• Dataset rows:
* * * * * * *
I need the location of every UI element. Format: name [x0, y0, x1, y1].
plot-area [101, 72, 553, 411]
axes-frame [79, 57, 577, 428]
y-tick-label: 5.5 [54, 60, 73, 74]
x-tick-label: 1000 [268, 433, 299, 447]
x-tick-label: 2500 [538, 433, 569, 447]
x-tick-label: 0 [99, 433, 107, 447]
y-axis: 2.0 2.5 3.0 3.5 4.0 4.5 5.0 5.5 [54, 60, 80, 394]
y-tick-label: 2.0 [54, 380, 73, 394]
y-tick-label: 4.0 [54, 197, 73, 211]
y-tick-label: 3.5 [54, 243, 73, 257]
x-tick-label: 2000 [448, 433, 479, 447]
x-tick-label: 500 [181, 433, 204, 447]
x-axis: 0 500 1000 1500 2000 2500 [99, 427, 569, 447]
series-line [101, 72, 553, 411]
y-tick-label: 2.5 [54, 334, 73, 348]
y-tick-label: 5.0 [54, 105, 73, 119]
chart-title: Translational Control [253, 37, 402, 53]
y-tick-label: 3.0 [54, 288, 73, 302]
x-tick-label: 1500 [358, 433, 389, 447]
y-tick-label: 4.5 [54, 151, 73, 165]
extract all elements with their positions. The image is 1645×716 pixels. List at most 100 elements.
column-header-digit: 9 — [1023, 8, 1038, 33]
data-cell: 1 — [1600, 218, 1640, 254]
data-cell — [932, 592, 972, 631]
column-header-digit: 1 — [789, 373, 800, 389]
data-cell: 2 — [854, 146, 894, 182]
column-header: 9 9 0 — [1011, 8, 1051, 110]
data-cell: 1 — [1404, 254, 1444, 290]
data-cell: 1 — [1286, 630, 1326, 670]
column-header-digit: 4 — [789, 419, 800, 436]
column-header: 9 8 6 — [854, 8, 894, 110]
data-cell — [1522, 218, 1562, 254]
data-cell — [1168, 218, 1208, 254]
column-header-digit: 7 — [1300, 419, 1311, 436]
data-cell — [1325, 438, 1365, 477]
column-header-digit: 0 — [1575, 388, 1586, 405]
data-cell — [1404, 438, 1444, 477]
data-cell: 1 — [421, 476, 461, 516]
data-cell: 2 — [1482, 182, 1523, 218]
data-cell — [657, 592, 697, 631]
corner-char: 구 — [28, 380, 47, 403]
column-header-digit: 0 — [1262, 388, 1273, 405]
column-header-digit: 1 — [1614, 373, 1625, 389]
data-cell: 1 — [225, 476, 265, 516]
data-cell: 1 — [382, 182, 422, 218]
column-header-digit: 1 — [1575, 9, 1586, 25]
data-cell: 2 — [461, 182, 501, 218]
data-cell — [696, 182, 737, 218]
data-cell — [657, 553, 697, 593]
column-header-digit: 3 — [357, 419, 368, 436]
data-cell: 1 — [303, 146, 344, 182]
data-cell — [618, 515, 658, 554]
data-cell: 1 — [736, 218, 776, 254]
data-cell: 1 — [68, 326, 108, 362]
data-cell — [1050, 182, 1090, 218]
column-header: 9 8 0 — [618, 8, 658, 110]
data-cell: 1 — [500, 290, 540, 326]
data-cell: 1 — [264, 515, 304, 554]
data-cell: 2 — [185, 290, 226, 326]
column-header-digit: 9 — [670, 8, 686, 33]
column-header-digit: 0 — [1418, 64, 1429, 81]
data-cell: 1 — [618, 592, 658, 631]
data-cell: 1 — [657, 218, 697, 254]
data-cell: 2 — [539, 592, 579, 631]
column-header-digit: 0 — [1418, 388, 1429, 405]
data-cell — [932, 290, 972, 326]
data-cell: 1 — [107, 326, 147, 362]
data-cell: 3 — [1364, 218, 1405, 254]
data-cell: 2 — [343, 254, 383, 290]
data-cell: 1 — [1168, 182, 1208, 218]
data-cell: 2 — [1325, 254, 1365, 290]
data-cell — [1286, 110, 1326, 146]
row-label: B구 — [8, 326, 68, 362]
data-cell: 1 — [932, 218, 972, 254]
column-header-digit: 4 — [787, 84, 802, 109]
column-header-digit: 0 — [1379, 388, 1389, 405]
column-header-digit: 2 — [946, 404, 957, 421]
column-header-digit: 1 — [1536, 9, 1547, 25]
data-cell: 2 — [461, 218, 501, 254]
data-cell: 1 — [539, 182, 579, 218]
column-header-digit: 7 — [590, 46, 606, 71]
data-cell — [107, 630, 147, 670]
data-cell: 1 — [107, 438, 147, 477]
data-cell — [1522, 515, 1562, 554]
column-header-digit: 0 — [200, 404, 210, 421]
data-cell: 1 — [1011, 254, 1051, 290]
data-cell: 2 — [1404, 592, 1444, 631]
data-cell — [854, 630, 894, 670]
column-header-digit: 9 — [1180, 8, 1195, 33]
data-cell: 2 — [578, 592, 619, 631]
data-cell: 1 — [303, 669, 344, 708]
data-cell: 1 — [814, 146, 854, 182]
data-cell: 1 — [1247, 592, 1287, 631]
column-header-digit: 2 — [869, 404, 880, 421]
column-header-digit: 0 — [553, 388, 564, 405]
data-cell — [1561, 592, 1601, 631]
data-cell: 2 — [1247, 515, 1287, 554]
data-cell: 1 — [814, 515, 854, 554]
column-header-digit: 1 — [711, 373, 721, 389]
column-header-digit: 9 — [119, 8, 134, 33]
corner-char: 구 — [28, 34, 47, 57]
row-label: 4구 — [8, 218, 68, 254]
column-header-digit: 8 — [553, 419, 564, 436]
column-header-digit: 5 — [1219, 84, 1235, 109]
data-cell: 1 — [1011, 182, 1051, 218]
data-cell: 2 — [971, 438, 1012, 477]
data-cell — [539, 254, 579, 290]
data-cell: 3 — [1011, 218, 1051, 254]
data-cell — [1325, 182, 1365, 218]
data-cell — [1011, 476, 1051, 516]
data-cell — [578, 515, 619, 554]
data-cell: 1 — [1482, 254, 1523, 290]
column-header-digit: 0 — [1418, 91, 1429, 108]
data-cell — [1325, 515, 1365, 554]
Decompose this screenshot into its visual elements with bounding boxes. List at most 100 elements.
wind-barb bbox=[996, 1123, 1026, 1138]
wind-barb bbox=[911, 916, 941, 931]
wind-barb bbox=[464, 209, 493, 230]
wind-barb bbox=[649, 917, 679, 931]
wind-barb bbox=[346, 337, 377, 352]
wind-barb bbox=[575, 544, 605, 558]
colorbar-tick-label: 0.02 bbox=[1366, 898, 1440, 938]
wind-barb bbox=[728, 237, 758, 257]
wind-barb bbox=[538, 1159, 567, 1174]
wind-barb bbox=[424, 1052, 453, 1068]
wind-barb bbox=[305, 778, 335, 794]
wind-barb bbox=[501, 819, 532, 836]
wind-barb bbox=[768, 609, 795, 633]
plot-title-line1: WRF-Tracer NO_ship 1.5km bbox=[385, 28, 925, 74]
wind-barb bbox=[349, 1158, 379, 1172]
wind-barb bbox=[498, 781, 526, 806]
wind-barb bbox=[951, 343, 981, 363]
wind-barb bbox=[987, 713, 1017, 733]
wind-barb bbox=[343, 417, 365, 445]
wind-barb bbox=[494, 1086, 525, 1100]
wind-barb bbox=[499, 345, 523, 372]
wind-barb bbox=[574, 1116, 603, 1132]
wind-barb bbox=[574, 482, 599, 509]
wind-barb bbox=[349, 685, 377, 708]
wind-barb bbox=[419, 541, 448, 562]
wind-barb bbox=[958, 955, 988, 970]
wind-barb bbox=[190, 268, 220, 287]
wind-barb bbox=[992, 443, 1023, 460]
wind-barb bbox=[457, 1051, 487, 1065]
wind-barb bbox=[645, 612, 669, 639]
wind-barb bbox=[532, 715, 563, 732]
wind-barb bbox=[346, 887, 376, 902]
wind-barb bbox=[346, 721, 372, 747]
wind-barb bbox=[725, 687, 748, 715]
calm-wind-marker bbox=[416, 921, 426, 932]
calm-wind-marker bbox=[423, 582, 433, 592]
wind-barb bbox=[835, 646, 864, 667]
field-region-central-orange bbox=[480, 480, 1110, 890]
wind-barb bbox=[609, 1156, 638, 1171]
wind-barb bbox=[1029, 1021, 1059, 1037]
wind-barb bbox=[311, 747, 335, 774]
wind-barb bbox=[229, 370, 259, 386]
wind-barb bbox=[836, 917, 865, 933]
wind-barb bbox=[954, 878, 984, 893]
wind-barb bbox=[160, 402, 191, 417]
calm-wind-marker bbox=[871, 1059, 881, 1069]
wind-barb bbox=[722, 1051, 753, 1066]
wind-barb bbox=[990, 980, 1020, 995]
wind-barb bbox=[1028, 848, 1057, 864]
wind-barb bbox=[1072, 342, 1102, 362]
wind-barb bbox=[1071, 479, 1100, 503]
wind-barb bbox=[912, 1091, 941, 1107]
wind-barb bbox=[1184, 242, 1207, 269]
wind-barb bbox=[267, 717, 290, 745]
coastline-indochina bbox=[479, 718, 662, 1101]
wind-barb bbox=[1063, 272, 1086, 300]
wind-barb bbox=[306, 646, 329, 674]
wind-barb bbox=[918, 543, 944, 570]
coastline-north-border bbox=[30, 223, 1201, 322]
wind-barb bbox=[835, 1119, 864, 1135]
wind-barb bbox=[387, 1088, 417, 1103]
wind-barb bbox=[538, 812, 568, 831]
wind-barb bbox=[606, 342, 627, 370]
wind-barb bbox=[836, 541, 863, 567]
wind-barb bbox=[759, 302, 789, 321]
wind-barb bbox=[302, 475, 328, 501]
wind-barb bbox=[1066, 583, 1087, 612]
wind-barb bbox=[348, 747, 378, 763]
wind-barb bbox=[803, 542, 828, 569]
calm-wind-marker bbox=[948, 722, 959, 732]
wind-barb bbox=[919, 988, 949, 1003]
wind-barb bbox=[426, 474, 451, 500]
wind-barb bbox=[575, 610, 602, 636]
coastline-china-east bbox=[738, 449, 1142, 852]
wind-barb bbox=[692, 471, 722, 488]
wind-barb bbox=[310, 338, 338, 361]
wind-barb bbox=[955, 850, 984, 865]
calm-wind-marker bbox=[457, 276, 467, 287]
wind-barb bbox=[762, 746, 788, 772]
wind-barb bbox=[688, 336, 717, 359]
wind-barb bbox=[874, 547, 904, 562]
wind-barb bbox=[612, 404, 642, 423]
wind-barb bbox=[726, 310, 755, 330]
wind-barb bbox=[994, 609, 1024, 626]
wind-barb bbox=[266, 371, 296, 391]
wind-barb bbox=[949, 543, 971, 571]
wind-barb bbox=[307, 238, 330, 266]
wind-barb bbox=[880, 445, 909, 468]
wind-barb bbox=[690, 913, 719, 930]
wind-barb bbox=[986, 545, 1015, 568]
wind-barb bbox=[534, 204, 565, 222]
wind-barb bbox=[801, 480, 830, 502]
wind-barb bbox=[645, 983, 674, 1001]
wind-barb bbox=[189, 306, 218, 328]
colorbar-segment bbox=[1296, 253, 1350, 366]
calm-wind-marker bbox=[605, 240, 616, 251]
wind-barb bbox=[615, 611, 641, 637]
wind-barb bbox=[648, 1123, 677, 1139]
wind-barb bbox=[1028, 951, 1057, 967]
* * * * * * *
• EXERCISE REQUIREMENTS: Output the listing from its first line up to and including the line containing "y-tick-label: 3.0 [54, 288, 73, 302]" as a Markdown table with the columns Row and Line, numbering each line and skipping blank lines.

• OUTPUT OF THE EXERCISE:
| Row | Line |
|---|---|
| 1 | I need the location of every UI element. Format: name [x0, y0, x1, y1]. |
| 2 | plot-area [101, 72, 553, 411] |
| 3 | axes-frame [79, 57, 577, 428] |
| 4 | y-tick-label: 5.5 [54, 60, 73, 74] |
| 5 | x-tick-label: 1000 [268, 433, 299, 447] |
| 6 | x-tick-label: 2500 [538, 433, 569, 447] |
| 7 | x-tick-label: 0 [99, 433, 107, 447] |
| 8 | y-axis: 2.0 2.5 3.0 3.5 4.0 4.5 5.0 5.5 [54, 60, 80, 394] |
| 9 | y-tick-label: 2.0 [54, 380, 73, 394] |
| 10 | y-tick-label: 4.0 [54, 197, 73, 211] |
| 11 | y-tick-label: 3.5 [54, 243, 73, 257] |
| 12 | x-tick-label: 2000 [448, 433, 479, 447] |
| 13 | x-tick-label: 500 [181, 433, 204, 447] |
| 14 | x-axis: 0 500 1000 1500 2000 2500 [99, 427, 569, 447] |
| 15 | series-line [101, 72, 553, 411] |
| 16 | y-tick-label: 2.5 [54, 334, 73, 348] |
| 17 | y-tick-label: 5.0 [54, 105, 73, 119] |
| 18 | chart-title: Translational Control [253, 37, 402, 53] |
| 19 | y-tick-label: 3.0 [54, 288, 73, 302] |